Collected data entries:

+++++

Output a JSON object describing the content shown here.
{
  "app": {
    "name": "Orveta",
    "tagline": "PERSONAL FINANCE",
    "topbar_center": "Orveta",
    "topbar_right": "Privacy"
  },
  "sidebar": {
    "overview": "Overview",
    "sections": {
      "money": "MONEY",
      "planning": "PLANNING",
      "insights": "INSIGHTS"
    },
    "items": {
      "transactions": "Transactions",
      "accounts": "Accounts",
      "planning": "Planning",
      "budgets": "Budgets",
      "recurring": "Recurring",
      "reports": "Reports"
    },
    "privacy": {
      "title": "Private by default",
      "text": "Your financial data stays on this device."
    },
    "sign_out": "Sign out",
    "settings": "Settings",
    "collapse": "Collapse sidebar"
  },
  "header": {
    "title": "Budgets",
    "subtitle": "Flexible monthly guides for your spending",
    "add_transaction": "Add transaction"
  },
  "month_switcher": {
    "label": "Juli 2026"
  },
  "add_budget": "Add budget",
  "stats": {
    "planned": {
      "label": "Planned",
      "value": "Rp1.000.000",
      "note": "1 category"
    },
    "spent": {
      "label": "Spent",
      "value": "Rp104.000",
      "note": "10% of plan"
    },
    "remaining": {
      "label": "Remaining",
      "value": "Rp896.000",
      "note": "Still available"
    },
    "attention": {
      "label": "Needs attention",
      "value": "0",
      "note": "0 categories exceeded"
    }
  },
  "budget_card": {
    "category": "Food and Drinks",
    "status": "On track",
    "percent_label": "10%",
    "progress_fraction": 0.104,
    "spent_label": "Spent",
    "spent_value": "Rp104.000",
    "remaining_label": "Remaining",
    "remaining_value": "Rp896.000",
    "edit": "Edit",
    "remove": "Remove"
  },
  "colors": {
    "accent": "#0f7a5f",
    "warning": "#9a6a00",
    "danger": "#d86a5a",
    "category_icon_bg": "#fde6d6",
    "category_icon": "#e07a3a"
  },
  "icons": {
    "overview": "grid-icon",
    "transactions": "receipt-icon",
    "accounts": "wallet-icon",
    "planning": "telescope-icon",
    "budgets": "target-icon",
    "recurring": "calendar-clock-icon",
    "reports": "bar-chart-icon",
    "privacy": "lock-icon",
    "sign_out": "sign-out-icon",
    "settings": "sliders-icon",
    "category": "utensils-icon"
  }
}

+++++

**Aim**
In the entries above, locate every line with the word "sidebar" and copy it.

**Written response**
  "sidebar": {
    "collapse": "Collapse sidebar"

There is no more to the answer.